→ **GOALS**
[a] Return the passage on MATLAB toolboxes for EEG data word for word, from "EPILAB (Teixeira et" to "the next release.".
[b] Write the next part of the passage on MATLAB toolboxes for EEG data, beginning after its final sentence.

→ **DOCUMENT EXCERPT**
## start
A few MATLAB software packages keep internal data structures to organize information across multiple datasets. EEGLAB (Delorme and Makeig, 2004; Delorme et al., 2011), a general purpose MATLAB-based platform for EEG and MEG, has a STUDY structure that allows users to group a collection of datasets to perform a statistical comparison across subjects and conditions. Brainstorm (Tadel et al., 2011) also supports data structures for internal grouping of data by experiment, subject, and condition. MOBBED has direct support for EEGLAB EEG structures, with plans to develop a database browsing function and a plugin to load and store to a MOBBED database. No direct support for Brainstorm is planned, but Brainstorm representations could be mapped to a MOBBED database.

EPILAB (Teixeira et al., 2011), another MATLAB-based analysis toolbox for EEG in the context of seizure prediction, creates a mapping of data files on a local disk so that multiple files can be treated as a single dataset for analysis. Similarly, MoBILAB (MoBILAB-homepage), a MATLAB toolkit under development at the Swartz Center for Computational Neuroscience at UCSD, uses memory mapped files to represent collections of related stream data including EEG, eye-tracking, video, audio, and motion capture. Direct support for mapping MoBILAB files to a MOBBED database is planned in the next release.

BCILAB (Delorme et al., 2011), a MATLAB toolbox for automating machine learning pipelines, has an internal caching system for holding and retrieving the results of expensive calculations during processing. BCILAB uses the internal caching system for cross-validation and motivated the transformations incorporated into MOBBED.

FieldTrip (Oostenveld et al., 2011) is another widely-used MATLAB toolbox for analysis of EEG and other electrophysiological data. FieldTrip is oriented toward the development of automated batch pipelines and presents a very clean scripting interface. Most FieldTrip functions have two types of input-output arguments: data and cfg. The configuration structure, cfg, contains the parameters specifying how the data is to be processed. The data structure is usually the result of a previous FieldTrip function call. This structure usually has a cfg subfield containing the FieldTrip function call that produced it. Researchers could adapt MOBBED to FieldTrip applications by storing both the data and cfg structures as SIMPLE datasets, replacing the .cfg field of data with the UUID of the stored cfg structure. To enable caching, researchers would need to add each FieldTrip function call to the TRANSFORMS table, replacing data and cfg structures by the UUIDs.
## end
→ **DATA LINES**
## start
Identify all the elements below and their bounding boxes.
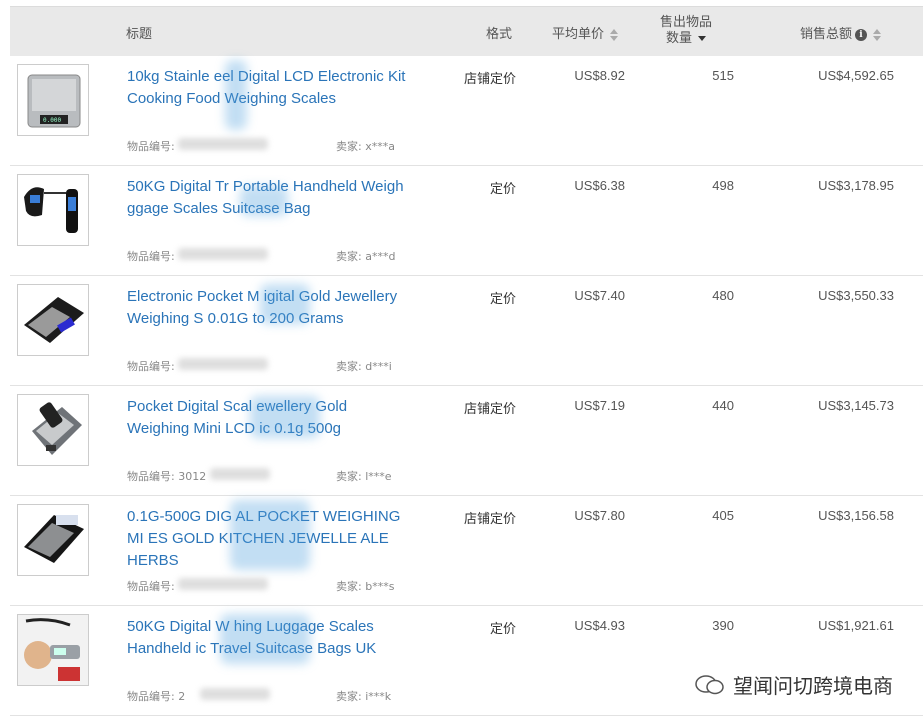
## end
→ **SET OF ANSWERS**
[a]
EPILAB (Teixeira et al., 2011), another MATLAB-based analysis toolbox for EEG in the context of seizure prediction, creates a mapping of data files on a local disk so that multiple files can be treated as a single dataset for analysis. Similarly, MoBILAB (MoBILAB-homepage), a MATLAB toolkit under development at the Swartz Center for Computational Neuroscience at UCSD, uses memory mapped files to represent collections of related stream data including EEG, eye-tracking, video, audio, and motion capture. Direct support for mapping MoBILAB files to a MOBBED database is planned in the next release.

[b]
The PSOM pipeline system (Bellec et al., 2012) provides a lightweight scripting framework and execution engine for scientific workflows in MATLAB. The infrastructure manages jobs and functional “bricks” that are functions developed by the user. By using an appropriate naming convention, users could develop bricks that save and restore from a MOBBED database and incorporate them into the pipeline.

The MATLAB Database Toolbox (Mathworks) supports data cursors and queries in SQL from MATLAB. Several freely available MATLAB toolboxes (Almgren, 2005; Shvorob, 2007; Kerr, 2012) also support execution of SQL scripts from within MATLAB. Unlike these MATLAB SQL query toolkits, MOBBED is designed to provide SQL-free database access using a more familiar structure paradigm that can be easily incorporated into computational workflows.

Discussion

Our primary goal in implementing MOBBED was to facilitate large-scale data-mining of event-rich time series, particularly those associated with realistic EEG. In a typical analysis of a laboratory experiment, a researcher might demonstrate a significant difference in an EEG feature such as the P300 or the power in a particular frequency band between epochs corresponding to different experimental conditions.

With access to a large MOBBED database, the researcher could then extract similarly tagged event conditions and determine whether a similar pattern was observed in other data collections. MOBBED directly supports retrieval of events within a window of events with specified tags or other characteristics. Assuming that the database datasets were richly-annotated with multiple event overlays, the researcher could ask which types of events were likely to co-occur. Supervised learning methods generally require labeling of the data at particular time points with “ground truth.” Tagged events can play the role of ground truth. Unsupervised learning techniques find patterns in the data or in data features. Often the most difficult step in unsupervised learning is determining what the data items in each group have in common, a process that can be facilitated by retrieving event information from a MOBBED database.

Another type of question that might be asked is how often particular features co-occur across data collections. A researcher could store these feature vectors as MOBBED data definitions and use the underlying capabilities of PostgreSQL for searching. PostgreSQL is a widely-used open source object-relational database that supports a variety of data types and extensions such as elements that are vectors and JSON-like unstructured query support. As of version 9.1, PostgreSQL supports K-nearest-neighbor indexing and some machine learning algorithms available through MADlib (Hellerstein et al., 2012). A user may compute feature vectors for a dataset, store them as part of the dataset, and retrieve records corresponding to these features or close to these features.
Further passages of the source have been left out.